- _WHAT YOU WILL DO_
Draw out every line with the word "color" from the listing below.

- _SUPPLIED MATERIAL_
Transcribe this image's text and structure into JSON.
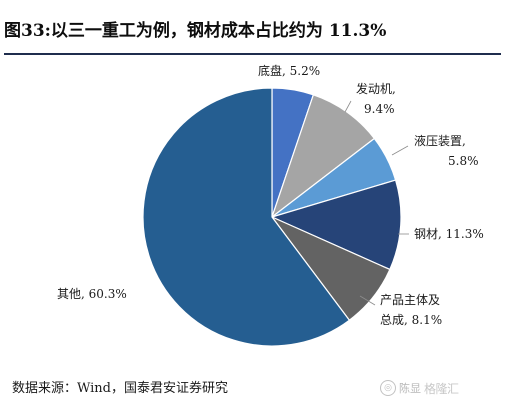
{
  "header": {
    "title": "图33:以三一重工为例，钢材成本占比约为 11.3%"
  },
  "chart_data": {
    "type": "pie",
    "slices": [
      {
        "name": "底盘",
        "value": 5.2,
        "color": "#4472c4",
        "label": [
          "底盘, 5.2%"
        ]
      },
      {
        "name": "发动机",
        "value": 9.4,
        "color": "#a5a5a5",
        "label": [
          "发动机,",
          "9.4%"
        ]
      },
      {
        "name": "液压装置",
        "value": 5.8,
        "color": "#5b9bd5",
        "label": [
          "液压装置,",
          "5.8%"
        ]
      },
      {
        "name": "钢材",
        "value": 11.3,
        "color": "#264478",
        "label": [
          "钢材, 11.3%"
        ]
      },
      {
        "name": "产品主体及总成",
        "value": 8.1,
        "color": "#636363",
        "label": [
          "产品主体及",
          "总成, 8.1%"
        ]
      },
      {
        "name": "其他",
        "value": 60.3,
        "color": "#255e91",
        "label": [
          "其他, 60.3%"
        ]
      }
    ]
  },
  "footer": {
    "source": "数据来源：Wind，国泰君安证券研究",
    "watermark_text": "陈显",
    "watermark_logo": "格隆汇"
  }
}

- _SOLUTION_
        "color": "#4472c4",
        "color": "#a5a5a5",
        "color": "#5b9bd5",
        "color": "#264478",
        "color": "#636363",
        "color": "#255e91",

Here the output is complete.